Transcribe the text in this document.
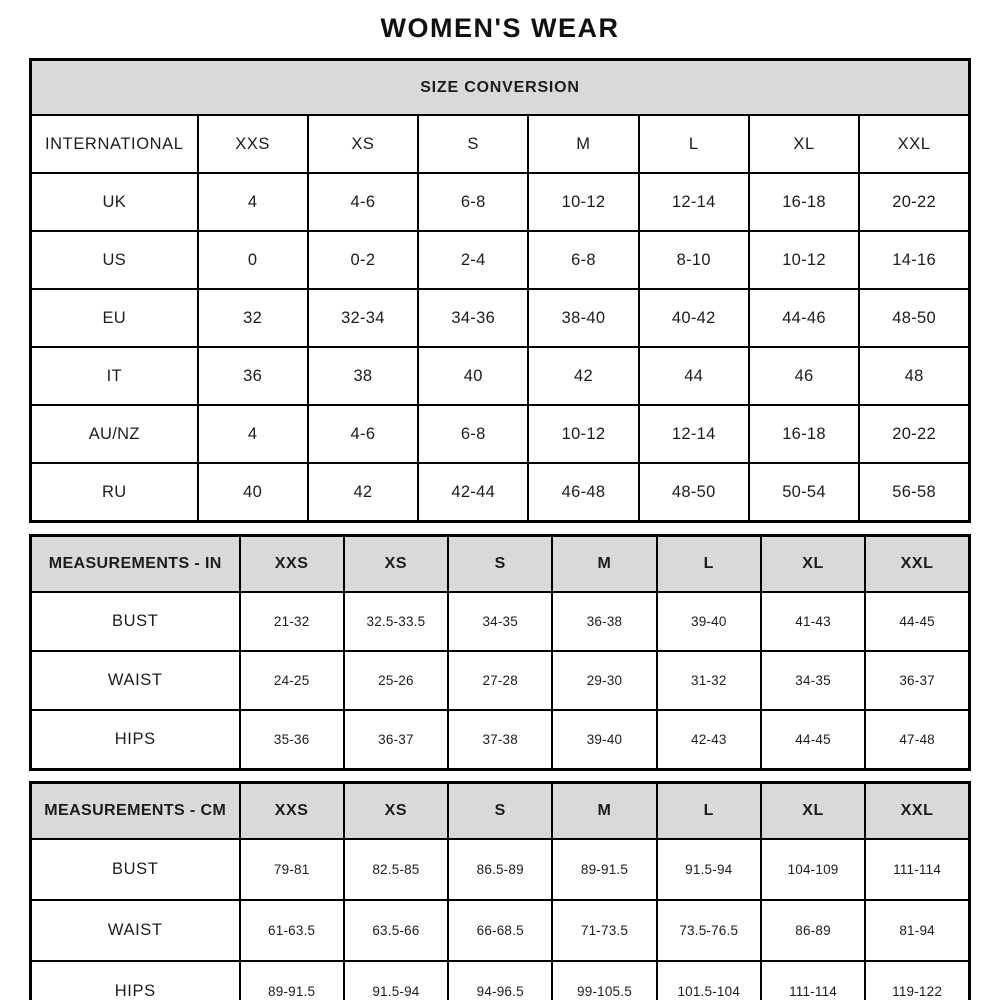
WOMEN'S WEAR
SIZE CONVERSION							
INTERNATIONAL	XXS	XS	S	M	L	XL	XXL
UK	4	4-6	6-8	10-12	12-14	16-18	20-22
US	0	0-2	2-4	6-8	8-10	10-12	14-16
EU	32	32-34	34-36	38-40	40-42	44-46	48-50
IT	36	38	40	42	44	46	48
AU/NZ	4	4-6	6-8	10-12	12-14	16-18	20-22
RU	40	42	42-44	46-48	48-50	50-54	56-58
MEASUREMENTS - IN	XXS	XS	S	M	L	XL	XXL
BUST	21-32	32.5-33.5	34-35	36-38	39-40	41-43	44-45
WAIST	24-25	25-26	27-28	29-30	31-32	34-35	36-37
HIPS	35-36	36-37	37-38	39-40	42-43	44-45	47-48
MEASUREMENTS - CM	XXS	XS	S	M	L	XL	XXL
BUST	79-81	82.5-85	86.5-89	89-91.5	91.5-94	104-109	111-114
WAIST	61-63.5	63.5-66	66-68.5	71-73.5	73.5-76.5	86-89	81-94
HIPS	89-91.5	91.5-94	94-96.5	99-105.5	101.5-104	111-114	119-122
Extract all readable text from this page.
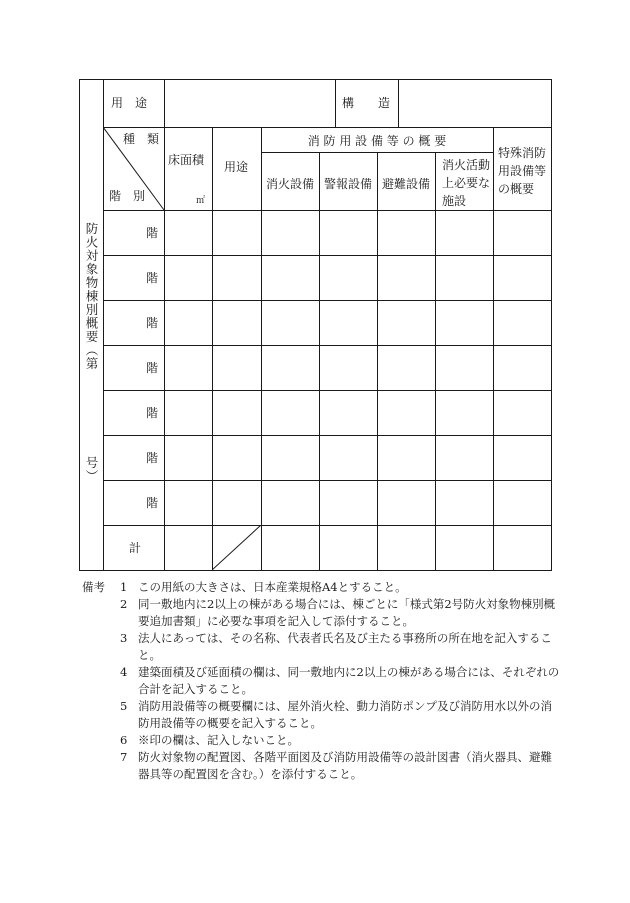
防火対象物棟別概要（第
号）
用　途	構　　造
種　類
階　別
床面積
㎡
用途
消 防 用 設 備 等 の 概 要
消火設備 警報設備 避難設備
消火活動
上必要な
施設
特殊消防
用設備等
の概要
階
階
階
階
階
階
階
計
備考 1 この用紙の大きさは、日本産業規格A4とすること。
2 同一敷地内に2以上の棟がある場合には、棟ごとに「様式第2号防火対象物棟別概要追加書類」に必要な事項を記入して添付すること。
3 法人にあっては、その名称、代表者氏名及び主たる事務所の所在地を記入すること。
4 建築面積及び延面積の欄は、同一敷地内に2以上の棟がある場合には、それぞれの合計を記入すること。
5 消防用設備等の概要欄には、屋外消火栓、動力消防ポンプ及び消防用水以外の消防用設備等の概要を記入すること。
6 ※印の欄は、記入しないこと。
7 防火対象物の配置図、各階平面図及び消防用設備等の設計図書（消火器具、避難器具等の配置図を含む。）を添付すること。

————————

→ What you need to do:
Repeat the entries exactly and keep the pictures out of the copy.

→ Complete answer:
Transcribe the text in this document.
WOMEN'S WEAR
SIZE CONVERSION							
INTERNATIONAL	XXS	XS	S	M	L	XL	XXL
UK	4	4-6	6-8	10-12	12-14	16-18	20-22
US	0	0-2	2-4	6-8	8-10	10-12	14-16
EU	32	32-34	34-36	38-40	40-42	44-46	48-50
IT	36	38	40	42	44	46	48
AU/NZ	4	4-6	6-8	10-12	12-14	16-18	20-22
RU	40	42	42-44	46-48	48-50	50-54	56-58
MEASUREMENTS - IN	XXS	XS	S	M	L	XL	XXL
BUST	21-32	32.5-33.5	34-35	36-38	39-40	41-43	44-45
WAIST	24-25	25-26	27-28	29-30	31-32	34-35	36-37
HIPS	35-36	36-37	37-38	39-40	42-43	44-45	47-48
MEASUREMENTS - CM	XXS	XS	S	M	L	XL	XXL
BUST	79-81	82.5-85	86.5-89	89-91.5	91.5-94	104-109	111-114
WAIST	61-63.5	63.5-66	66-68.5	71-73.5	73.5-76.5	86-89	81-94
HIPS	89-91.5	91.5-94	94-96.5	99-105.5	101.5-104	111-114	119-122
Extract all readable text from this page.
防火対象物棟別概要（第
号）
用　途	構　　造
種　類
階　別
床面積
㎡
用途
消 防 用 設 備 等 の 概 要
消火設備 警報設備 避難設備
消火活動
上必要な
施設
特殊消防
用設備等
の概要
階
階
階
階
階
階
階
計
備考 1 この用紙の大きさは、日本産業規格A4とすること。
2 同一敷地内に2以上の棟がある場合には、棟ごとに「様式第2号防火対象物棟別概要追加書類」に必要な事項を記入して添付すること。
3 法人にあっては、その名称、代表者氏名及び主たる事務所の所在地を記入すること。
4 建築面積及び延面積の欄は、同一敷地内に2以上の棟がある場合には、それぞれの合計を記入すること。
5 消防用設備等の概要欄には、屋外消火栓、動力消防ポンプ及び消防用水以外の消防用設備等の概要を記入すること。
6 ※印の欄は、記入しないこと。
7 防火対象物の配置図、各階平面図及び消防用設備等の設計図書（消火器具、避難器具等の配置図を含む。）を添付すること。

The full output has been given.